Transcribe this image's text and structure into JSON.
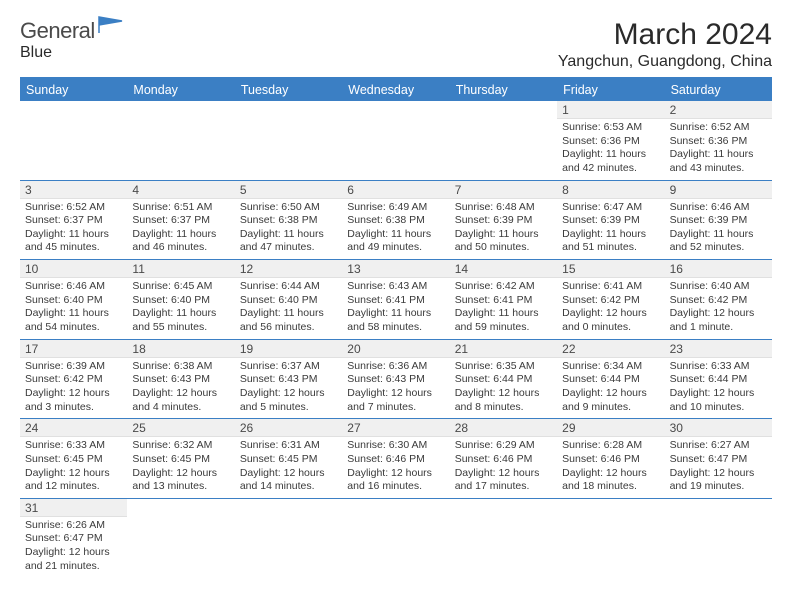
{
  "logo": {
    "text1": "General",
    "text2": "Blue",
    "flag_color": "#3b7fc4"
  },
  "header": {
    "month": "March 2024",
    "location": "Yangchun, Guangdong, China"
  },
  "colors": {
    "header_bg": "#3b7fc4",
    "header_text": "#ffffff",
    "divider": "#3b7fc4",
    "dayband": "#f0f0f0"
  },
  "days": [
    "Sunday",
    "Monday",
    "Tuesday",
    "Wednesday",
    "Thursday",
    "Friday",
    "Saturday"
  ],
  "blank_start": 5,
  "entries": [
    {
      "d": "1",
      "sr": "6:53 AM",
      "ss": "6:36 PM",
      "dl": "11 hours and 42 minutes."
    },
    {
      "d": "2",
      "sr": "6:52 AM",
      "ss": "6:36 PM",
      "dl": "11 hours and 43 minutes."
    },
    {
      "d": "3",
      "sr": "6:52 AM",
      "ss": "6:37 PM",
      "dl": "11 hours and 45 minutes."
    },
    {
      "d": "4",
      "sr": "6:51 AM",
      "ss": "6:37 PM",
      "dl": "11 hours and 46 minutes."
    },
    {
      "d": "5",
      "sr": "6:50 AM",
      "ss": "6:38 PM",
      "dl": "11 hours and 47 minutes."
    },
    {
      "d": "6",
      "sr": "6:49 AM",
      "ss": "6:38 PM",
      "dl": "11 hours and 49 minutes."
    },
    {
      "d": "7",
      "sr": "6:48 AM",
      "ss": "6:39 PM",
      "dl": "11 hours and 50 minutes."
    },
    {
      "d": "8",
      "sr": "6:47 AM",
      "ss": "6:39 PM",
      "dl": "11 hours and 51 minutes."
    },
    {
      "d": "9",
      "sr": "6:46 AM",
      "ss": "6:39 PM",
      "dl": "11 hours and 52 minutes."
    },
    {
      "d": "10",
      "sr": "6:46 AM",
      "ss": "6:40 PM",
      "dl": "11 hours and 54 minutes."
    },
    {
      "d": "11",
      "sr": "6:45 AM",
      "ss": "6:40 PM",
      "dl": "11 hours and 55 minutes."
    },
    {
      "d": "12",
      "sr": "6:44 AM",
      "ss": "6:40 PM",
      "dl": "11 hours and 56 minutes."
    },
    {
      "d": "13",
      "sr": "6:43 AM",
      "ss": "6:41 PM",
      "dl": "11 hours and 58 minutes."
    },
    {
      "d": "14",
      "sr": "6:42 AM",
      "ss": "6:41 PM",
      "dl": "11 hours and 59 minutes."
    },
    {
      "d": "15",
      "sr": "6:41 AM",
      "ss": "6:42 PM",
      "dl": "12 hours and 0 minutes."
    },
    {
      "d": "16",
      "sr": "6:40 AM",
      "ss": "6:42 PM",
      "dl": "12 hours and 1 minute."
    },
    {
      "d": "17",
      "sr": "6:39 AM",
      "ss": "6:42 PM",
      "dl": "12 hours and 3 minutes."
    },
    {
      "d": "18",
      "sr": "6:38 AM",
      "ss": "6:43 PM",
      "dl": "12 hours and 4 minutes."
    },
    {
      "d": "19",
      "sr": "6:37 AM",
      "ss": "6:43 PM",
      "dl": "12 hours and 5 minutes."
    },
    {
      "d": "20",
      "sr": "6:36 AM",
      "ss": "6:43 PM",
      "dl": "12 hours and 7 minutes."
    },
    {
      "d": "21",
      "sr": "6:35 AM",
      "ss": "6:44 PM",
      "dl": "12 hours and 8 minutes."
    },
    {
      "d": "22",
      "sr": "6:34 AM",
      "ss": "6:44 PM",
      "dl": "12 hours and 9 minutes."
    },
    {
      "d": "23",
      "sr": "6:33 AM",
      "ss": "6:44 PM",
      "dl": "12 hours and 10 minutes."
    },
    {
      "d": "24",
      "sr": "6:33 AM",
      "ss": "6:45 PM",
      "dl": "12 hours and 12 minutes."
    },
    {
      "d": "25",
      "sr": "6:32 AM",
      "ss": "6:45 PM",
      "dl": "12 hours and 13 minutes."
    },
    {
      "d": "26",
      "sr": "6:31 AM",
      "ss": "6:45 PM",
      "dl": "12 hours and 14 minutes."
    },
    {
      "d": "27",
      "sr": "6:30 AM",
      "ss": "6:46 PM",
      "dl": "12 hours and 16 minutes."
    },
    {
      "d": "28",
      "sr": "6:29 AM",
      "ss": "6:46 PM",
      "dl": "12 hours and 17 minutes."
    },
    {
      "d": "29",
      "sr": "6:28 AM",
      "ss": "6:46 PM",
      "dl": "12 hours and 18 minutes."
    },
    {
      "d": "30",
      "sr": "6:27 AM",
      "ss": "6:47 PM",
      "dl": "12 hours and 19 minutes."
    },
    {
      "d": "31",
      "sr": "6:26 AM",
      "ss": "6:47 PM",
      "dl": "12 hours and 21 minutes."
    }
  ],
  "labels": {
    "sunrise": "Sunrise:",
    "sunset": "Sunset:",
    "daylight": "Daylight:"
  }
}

---------------

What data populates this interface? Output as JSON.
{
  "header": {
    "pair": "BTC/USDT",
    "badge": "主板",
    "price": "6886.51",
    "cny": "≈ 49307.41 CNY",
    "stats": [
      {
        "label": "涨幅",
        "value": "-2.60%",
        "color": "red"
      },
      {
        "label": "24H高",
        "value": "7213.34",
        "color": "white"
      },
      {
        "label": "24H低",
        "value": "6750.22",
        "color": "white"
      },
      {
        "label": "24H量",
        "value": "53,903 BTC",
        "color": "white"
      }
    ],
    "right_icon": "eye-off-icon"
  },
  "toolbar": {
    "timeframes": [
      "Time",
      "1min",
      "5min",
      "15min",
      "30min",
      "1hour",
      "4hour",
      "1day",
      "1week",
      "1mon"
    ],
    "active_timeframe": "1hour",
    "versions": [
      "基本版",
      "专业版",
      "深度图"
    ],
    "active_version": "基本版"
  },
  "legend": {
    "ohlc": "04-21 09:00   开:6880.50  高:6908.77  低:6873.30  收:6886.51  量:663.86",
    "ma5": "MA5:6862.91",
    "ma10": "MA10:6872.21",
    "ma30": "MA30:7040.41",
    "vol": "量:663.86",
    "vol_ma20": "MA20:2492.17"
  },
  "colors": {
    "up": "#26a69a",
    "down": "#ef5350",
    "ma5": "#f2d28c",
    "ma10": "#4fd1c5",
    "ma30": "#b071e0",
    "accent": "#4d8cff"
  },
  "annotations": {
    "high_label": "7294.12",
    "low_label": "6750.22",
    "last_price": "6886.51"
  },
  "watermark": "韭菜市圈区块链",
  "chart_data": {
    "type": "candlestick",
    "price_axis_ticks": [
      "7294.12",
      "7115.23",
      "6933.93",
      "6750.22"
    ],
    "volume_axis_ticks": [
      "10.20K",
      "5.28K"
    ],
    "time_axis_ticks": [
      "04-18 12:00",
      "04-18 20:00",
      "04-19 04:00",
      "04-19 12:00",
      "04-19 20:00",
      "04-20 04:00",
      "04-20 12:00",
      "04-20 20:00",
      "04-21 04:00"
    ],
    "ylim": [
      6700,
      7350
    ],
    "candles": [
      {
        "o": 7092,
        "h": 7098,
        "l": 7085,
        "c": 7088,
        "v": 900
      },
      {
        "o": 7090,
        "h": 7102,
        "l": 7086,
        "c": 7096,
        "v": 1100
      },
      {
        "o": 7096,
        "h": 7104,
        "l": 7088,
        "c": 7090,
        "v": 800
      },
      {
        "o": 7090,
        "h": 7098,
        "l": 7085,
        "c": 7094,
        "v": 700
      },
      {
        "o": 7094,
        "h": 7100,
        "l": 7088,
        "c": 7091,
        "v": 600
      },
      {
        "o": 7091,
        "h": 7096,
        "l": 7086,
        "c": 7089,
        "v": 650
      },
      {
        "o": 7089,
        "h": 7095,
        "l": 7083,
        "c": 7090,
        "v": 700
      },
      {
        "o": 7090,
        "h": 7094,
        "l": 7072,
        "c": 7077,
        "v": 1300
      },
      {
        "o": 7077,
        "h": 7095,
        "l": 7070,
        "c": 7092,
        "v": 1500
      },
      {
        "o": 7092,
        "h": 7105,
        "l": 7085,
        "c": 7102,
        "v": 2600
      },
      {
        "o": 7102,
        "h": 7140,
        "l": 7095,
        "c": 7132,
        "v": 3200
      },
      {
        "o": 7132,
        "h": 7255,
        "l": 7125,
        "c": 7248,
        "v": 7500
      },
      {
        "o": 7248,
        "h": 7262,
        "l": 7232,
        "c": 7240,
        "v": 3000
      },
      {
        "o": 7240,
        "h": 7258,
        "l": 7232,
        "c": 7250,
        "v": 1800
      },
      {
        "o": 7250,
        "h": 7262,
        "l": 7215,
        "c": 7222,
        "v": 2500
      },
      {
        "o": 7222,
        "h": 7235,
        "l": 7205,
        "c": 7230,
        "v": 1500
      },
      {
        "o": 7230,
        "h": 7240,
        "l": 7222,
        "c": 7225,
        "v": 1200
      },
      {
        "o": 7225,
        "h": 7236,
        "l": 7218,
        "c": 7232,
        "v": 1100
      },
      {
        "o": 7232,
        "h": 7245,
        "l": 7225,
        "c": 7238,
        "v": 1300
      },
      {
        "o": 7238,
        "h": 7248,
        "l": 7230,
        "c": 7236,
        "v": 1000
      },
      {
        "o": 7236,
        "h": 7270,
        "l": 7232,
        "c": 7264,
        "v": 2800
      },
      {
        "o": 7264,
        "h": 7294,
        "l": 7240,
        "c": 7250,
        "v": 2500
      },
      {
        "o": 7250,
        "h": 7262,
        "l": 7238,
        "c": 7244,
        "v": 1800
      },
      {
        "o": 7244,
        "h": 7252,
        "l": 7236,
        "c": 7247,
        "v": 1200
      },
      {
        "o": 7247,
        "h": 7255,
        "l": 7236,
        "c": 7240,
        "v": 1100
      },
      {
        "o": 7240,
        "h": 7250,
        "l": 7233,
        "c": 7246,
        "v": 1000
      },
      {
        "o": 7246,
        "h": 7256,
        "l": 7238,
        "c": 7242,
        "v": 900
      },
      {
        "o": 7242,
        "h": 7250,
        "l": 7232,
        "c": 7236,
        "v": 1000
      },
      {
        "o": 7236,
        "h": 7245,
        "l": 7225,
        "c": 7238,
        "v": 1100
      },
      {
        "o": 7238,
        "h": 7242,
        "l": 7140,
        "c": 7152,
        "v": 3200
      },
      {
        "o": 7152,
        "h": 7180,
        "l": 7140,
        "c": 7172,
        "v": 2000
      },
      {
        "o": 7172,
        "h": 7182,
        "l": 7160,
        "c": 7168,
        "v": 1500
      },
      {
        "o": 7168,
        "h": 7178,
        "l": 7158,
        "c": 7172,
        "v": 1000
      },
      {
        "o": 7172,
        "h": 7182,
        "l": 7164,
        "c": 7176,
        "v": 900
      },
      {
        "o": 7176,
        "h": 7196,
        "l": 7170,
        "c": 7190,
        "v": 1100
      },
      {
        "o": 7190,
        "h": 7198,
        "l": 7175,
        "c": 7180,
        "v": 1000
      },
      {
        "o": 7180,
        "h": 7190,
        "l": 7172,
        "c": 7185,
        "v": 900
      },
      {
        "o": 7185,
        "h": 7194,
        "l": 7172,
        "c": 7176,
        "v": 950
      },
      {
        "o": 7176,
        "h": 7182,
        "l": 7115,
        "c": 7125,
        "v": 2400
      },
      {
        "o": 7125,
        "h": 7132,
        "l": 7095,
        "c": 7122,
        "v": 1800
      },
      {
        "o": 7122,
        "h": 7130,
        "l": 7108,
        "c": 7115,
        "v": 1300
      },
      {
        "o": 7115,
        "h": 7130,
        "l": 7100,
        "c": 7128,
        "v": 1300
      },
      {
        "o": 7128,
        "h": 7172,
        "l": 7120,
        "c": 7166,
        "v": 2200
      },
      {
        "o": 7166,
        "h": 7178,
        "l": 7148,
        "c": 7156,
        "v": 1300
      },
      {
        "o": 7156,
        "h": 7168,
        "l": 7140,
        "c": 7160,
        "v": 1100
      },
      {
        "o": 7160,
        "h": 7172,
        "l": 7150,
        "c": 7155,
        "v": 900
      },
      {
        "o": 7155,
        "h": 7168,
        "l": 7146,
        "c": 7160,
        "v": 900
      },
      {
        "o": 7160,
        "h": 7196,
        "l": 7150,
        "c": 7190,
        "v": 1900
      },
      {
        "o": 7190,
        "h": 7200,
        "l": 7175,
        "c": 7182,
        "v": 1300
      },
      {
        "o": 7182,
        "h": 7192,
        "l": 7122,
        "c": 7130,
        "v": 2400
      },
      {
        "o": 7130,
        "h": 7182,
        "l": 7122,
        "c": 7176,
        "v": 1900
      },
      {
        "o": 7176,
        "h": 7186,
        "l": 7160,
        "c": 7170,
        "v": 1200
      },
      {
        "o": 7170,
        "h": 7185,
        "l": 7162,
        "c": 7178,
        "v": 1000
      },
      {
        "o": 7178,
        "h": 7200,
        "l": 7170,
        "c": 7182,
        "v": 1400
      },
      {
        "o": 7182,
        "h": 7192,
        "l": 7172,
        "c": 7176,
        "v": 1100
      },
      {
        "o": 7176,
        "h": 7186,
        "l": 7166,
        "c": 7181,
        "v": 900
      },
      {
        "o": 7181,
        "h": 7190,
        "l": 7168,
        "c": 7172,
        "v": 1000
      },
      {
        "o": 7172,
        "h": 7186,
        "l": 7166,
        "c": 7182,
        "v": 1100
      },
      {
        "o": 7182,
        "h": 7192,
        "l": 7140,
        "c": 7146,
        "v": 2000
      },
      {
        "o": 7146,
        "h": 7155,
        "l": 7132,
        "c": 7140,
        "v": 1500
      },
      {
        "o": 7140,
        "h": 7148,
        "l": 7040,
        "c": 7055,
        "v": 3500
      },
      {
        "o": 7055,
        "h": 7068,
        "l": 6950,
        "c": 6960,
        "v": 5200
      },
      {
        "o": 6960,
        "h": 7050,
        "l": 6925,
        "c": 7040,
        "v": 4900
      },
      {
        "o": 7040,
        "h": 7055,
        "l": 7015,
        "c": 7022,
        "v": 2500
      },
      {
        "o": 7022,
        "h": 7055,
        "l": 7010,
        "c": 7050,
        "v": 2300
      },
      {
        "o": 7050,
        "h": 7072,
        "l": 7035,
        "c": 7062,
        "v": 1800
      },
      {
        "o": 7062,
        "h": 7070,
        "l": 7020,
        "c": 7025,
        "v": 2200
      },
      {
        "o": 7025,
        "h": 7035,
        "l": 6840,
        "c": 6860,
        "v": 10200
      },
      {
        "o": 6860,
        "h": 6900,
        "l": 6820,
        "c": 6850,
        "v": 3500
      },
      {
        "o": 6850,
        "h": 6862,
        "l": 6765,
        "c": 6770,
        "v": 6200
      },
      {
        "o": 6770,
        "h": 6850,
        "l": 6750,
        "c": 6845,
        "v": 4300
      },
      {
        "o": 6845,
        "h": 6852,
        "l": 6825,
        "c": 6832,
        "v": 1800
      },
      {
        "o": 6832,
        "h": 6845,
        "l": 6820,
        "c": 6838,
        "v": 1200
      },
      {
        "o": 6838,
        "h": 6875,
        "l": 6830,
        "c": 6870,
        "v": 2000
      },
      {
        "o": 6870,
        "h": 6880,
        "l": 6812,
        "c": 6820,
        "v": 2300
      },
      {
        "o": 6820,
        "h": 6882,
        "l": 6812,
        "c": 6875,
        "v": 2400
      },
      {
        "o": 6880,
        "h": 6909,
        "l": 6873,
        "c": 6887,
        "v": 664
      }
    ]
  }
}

---------------

• _Aim of the exercise_
Locate the word "value" in the records and collect each line it appears in.

• _The completed task_
        "value": "-2.60%",
        "value": "7213.34",
        "value": "6750.22",
        "value": "53,903 BTC",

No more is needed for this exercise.